QUOTED TEXT -
● ● ● ● ●

Re: [PATCH 2/5] bpf: Define new BPF_MAP_TYPE_USER_RINGBUF map type

From: David Vernet
Date: Fri Aug 12 2022 - 12:23:36 EST


On Thu, Aug 11, 2022 at 04:29:02PM -0700, Andrii Nakryiko wrote:

[...]

> > - /* Consumer and producer counters are put into separate pages to allow
> > - * mapping consumer page as r/w, but restrict producer page to r/o.
> > - * This protects producer position from being modified by user-space
> > - * application and ruining in-kernel position tracking.
> > + /* Consumer and producer counters are put into separate pages to
> > + * allow each position to be mapped with different permissions.
> > + * This prevents a user-space application from modifying the
> > + * position and ruining in-kernel tracking. The permissions of the
> > + * pages depend on who is producing samples: user-space or the
> > + * kernel.
> > + *
> > + * Kernel-producer
> > + * ---------------
> > + * The producer position and data pages are mapped as r/o in
> > + * userspace. For this approach, bits in the header of samples are
> > + * used to signal to user-space, and to other producers, whether a
> > + * sample is currently being written.

● ● ● ● ●

MATERIAL FOR THE TASK -

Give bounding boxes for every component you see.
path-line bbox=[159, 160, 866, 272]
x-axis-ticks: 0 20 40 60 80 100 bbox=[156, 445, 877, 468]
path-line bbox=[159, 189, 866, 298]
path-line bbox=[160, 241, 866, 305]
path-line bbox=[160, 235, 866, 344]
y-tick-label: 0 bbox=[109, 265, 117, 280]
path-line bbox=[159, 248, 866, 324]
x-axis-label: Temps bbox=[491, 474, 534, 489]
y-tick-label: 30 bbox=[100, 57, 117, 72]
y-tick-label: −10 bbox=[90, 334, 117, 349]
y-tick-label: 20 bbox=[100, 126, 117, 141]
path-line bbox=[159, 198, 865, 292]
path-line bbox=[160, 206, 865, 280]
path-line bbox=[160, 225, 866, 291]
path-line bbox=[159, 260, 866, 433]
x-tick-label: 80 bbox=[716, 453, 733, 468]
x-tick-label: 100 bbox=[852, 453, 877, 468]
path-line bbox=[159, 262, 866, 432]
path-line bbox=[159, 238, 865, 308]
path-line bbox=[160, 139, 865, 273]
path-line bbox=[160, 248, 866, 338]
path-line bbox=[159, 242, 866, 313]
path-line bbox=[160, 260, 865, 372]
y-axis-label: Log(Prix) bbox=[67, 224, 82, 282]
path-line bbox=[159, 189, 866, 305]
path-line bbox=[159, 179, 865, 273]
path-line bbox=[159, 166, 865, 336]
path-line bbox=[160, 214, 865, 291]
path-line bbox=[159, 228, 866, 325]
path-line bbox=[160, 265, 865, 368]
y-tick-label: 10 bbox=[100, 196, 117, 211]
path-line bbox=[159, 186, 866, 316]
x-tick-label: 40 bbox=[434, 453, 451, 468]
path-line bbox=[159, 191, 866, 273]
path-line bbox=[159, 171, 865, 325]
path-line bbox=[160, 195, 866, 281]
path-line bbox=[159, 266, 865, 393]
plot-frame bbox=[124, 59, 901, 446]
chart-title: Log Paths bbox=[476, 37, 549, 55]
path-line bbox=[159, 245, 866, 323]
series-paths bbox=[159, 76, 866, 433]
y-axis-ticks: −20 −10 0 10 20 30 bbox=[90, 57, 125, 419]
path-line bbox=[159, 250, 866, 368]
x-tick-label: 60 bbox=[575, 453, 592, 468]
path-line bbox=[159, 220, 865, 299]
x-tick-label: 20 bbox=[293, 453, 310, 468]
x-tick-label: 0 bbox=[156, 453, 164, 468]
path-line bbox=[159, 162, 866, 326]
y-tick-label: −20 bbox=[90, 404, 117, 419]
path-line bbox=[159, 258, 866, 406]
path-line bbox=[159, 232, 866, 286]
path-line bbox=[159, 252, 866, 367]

● ● ● ● ●

OBJECTIVES -
a. List every line in the patch reply's quoted code that is marked with a minus sign as removed.
b. Give the entries of Block 1 as a numbered list, without any blank lines.

ANSWERS GIVEN -
a.
- /* Consumer and producer counters are put into separate pages to allow
- * mapping consumer page as r/w, but restrict producer page to r/o.
- * This protects producer position from being modified by user-space
- * application and ruining in-kernel position tracking.

b.
1. Give bounding boxes for every component you see.
2. path-line bbox=[159, 160, 866, 272]
3. x-axis-ticks: 0 20 40 60 80 100 bbox=[156, 445, 877, 468]
4. path-line bbox=[159, 189, 866, 298]
5. path-line bbox=[160, 241, 866, 305]
6. path-line bbox=[160, 235, 866, 344]
7. y-tick-label: 0 bbox=[109, 265, 117, 280]
8. path-line bbox=[159, 248, 866, 324]
9. x-axis-label: Temps bbox=[491, 474, 534, 489]
10. y-tick-label: 30 bbox=[100, 57, 117, 72]
11. y-tick-label: −10 bbox=[90, 334, 117, 349]
12. y-tick-label: 20 bbox=[100, 126, 117, 141]
13. path-line bbox=[159, 198, 865, 292]
14. path-line bbox=[160, 206, 865, 280]
15. path-line bbox=[160, 225, 866, 291]
16. path-line bbox=[159, 260, 866, 433]
17. x-tick-label: 80 bbox=[716, 453, 733, 468]
18. x-tick-label: 100 bbox=[852, 453, 877, 468]
19. path-line bbox=[159, 262, 866, 432]
20. path-line bbox=[159, 238, 865, 308]
21. path-line bbox=[160, 139, 865, 273]
22. path-line bbox=[160, 248, 866, 338]
23. path-line bbox=[159, 242, 866, 313]
24. path-line bbox=[160, 260, 865, 372]
25. y-axis-label: Log(Prix) bbox=[67, 224, 82, 282]
26. path-line bbox=[159, 189, 866, 305]
27. path-line bbox=[159, 179, 865, 273]
28. path-line bbox=[159, 166, 865, 336]
29. path-line bbox=[160, 214, 865, 291]
30. path-line bbox=[159, 228, 866, 325]
31. path-line bbox=[160, 265, 865, 368]
32. y-tick-label: 10 bbox=[100, 196, 117, 211]
33. path-line bbox=[159, 186, 866, 316]
34. x-tick-label: 40 bbox=[434, 453, 451, 468]
35. path-line bbox=[159, 191, 866, 273]
36. path-line bbox=[159, 171, 865, 325]
37. path-line bbox=[160, 195, 866, 281]
38. path-line bbox=[159, 266, 865, 393]
39. plot-frame bbox=[124, 59, 901, 446]
40. chart-title: Log Paths bbox=[476, 37, 549, 55]
41. path-line bbox=[159, 245, 866, 323]
42. series-paths bbox=[159, 76, 866, 433]
43. y-axis-ticks: −20 −10 0 10 20 30 bbox=[90, 57, 125, 419]
44. path-line bbox=[159, 250, 866, 368]
45. x-tick-label: 60 bbox=[575, 453, 592, 468]
46. path-line bbox=[159, 220, 865, 299]
47. x-tick-label: 20 bbox=[293, 453, 310, 468]
48. x-tick-label: 0 bbox=[156, 453, 164, 468]
49. path-line bbox=[159, 162, 866, 326]
50. y-tick-label: −20 bbox=[90, 404, 117, 419]
51. path-line bbox=[159, 258, 866, 406]
52. path-line bbox=[159, 232, 866, 286]
53. path-line bbox=[159, 252, 866, 367]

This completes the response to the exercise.